#### Problem:
Rewrite the lines from the very first one through the line containing "zone-label: j: [260, 335, 264, 346]" as a numbered list, including both ends and omitting any blank lines.
— Begin Exercise data —
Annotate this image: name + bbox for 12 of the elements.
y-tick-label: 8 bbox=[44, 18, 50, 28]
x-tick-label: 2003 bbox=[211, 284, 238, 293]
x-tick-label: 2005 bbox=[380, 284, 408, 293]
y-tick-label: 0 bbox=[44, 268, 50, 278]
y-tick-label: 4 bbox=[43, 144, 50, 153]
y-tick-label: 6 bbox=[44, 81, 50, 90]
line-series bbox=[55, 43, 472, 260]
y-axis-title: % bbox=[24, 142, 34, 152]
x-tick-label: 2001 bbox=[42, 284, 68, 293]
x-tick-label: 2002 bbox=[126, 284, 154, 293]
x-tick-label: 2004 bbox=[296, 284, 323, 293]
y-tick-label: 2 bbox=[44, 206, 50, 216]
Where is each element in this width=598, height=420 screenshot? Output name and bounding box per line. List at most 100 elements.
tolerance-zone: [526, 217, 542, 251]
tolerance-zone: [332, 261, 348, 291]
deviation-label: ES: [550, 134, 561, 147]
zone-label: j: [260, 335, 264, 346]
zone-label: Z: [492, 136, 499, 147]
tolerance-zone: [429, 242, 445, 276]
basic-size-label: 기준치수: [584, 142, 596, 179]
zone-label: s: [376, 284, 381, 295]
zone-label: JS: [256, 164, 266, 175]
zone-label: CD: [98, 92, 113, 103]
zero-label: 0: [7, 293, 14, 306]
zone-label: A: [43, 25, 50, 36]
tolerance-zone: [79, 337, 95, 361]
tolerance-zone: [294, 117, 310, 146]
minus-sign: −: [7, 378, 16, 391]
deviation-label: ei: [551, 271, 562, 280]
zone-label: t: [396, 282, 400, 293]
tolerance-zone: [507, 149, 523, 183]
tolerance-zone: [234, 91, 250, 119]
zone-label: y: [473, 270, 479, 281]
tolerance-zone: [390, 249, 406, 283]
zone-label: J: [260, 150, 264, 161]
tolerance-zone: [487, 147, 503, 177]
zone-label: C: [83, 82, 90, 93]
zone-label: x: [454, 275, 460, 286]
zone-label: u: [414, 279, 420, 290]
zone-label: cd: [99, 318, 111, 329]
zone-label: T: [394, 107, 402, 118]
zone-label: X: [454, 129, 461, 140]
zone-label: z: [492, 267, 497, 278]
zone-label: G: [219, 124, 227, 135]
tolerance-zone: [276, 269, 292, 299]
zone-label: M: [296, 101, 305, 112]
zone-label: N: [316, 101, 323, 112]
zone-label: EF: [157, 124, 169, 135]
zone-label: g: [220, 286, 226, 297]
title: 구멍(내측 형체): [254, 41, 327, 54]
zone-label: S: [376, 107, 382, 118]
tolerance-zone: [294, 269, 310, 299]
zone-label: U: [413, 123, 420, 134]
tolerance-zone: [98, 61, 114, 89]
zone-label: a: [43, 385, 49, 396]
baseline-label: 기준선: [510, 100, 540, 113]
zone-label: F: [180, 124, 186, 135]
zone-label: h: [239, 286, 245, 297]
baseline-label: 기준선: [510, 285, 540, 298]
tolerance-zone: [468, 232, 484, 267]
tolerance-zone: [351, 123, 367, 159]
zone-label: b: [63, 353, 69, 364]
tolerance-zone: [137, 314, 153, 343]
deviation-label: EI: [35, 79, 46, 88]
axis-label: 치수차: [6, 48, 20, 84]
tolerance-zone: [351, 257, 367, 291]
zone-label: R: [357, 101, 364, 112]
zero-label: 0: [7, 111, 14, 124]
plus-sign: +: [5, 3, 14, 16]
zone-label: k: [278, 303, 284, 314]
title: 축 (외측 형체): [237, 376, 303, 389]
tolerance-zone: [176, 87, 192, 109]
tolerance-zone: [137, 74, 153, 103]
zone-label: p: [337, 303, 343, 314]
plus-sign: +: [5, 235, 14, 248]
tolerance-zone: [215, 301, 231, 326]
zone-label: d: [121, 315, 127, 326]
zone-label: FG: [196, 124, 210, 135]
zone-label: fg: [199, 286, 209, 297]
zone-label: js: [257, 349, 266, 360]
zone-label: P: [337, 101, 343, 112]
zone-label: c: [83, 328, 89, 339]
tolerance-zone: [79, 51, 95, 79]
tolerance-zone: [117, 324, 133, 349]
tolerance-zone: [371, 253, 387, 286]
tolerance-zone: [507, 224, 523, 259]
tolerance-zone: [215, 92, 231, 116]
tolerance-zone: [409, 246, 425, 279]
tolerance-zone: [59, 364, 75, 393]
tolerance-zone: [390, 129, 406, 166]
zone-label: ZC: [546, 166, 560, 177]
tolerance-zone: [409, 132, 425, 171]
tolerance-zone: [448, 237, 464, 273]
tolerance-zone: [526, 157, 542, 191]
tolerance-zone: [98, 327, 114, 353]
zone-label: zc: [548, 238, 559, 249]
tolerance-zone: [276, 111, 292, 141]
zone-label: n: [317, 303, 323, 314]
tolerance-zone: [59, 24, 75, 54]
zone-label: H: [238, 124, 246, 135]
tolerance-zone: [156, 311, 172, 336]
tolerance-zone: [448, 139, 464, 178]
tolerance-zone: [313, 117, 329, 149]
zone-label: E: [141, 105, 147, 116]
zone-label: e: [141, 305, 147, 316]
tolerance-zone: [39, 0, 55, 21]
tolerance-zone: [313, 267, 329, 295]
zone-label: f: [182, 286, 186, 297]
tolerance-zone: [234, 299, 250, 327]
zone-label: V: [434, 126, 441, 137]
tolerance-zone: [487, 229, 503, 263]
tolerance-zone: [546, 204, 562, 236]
— End Exercise data —
#### The response:
1. Annotate this image: name + bbox for 12 of the elements.
2. y-tick-label: 8 bbox=[44, 18, 50, 28]
3. x-tick-label: 2003 bbox=[211, 284, 238, 293]
4. x-tick-label: 2005 bbox=[380, 284, 408, 293]
5. y-tick-label: 0 bbox=[44, 268, 50, 278]
6. y-tick-label: 4 bbox=[43, 144, 50, 153]
7. y-tick-label: 6 bbox=[44, 81, 50, 90]
8. line-series bbox=[55, 43, 472, 260]
9. y-axis-title: % bbox=[24, 142, 34, 152]
10. x-tick-label: 2001 bbox=[42, 284, 68, 293]
11. x-tick-label: 2002 bbox=[126, 284, 154, 293]
12. x-tick-label: 2004 bbox=[296, 284, 323, 293]
13. y-tick-label: 2 bbox=[44, 206, 50, 216]
14. Where is each element in this width=598, height=420 screenshot? Output name and bounding box per line. List at most 100 elements.
15. tolerance-zone: [526, 217, 542, 251]
16. tolerance-zone: [332, 261, 348, 291]
17. deviation-label: ES: [550, 134, 561, 147]
18. zone-label: j: [260, 335, 264, 346]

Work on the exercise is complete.